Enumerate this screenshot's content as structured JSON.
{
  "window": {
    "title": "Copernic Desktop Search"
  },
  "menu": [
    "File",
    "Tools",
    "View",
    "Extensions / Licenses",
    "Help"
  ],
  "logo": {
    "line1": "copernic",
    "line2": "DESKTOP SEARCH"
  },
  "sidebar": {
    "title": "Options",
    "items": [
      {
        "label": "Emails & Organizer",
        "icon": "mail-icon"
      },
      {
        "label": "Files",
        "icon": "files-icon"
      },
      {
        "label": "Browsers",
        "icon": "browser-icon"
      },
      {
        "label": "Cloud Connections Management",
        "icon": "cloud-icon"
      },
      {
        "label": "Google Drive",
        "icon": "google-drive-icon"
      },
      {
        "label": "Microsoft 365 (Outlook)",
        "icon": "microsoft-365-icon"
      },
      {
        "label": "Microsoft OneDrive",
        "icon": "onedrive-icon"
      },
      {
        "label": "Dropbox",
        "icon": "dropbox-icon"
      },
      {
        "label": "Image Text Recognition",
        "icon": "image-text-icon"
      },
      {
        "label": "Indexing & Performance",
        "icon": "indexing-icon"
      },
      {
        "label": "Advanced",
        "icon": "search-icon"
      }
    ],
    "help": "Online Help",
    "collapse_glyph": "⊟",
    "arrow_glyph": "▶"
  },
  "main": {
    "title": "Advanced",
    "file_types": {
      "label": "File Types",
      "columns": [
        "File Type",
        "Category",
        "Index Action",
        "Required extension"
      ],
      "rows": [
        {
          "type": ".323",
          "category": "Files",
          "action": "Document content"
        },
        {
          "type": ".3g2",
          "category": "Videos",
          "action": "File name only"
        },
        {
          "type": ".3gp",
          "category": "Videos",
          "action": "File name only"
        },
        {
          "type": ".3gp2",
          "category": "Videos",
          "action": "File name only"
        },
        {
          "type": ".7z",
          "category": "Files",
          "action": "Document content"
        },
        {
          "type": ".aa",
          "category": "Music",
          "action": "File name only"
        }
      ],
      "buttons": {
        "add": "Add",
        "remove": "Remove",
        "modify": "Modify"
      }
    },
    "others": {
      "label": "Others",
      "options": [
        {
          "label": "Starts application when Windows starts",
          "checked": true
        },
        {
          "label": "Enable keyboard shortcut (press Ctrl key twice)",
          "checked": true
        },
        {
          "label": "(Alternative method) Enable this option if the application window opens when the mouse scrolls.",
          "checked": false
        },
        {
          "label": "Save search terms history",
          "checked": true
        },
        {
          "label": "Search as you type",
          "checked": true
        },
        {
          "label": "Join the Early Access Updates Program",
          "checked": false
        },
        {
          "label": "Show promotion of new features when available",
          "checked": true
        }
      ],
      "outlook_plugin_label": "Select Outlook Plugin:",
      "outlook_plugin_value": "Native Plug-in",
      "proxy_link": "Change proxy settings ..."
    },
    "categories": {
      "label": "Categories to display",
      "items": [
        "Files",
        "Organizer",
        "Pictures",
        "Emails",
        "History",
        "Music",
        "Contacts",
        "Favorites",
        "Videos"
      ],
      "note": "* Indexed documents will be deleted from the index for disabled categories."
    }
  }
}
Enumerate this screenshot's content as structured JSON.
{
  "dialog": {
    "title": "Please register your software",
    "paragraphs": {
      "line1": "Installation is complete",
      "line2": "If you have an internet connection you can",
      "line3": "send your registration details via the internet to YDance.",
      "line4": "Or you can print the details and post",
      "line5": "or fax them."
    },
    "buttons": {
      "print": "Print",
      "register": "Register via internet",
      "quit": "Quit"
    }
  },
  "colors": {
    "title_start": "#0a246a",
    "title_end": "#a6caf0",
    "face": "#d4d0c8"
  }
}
*****
* EXERCISE REQUIREMENTS: Lines that include the word "print" — how many are there in the data? Answer with the number alone.

* RESULT OF THIS TASK: 2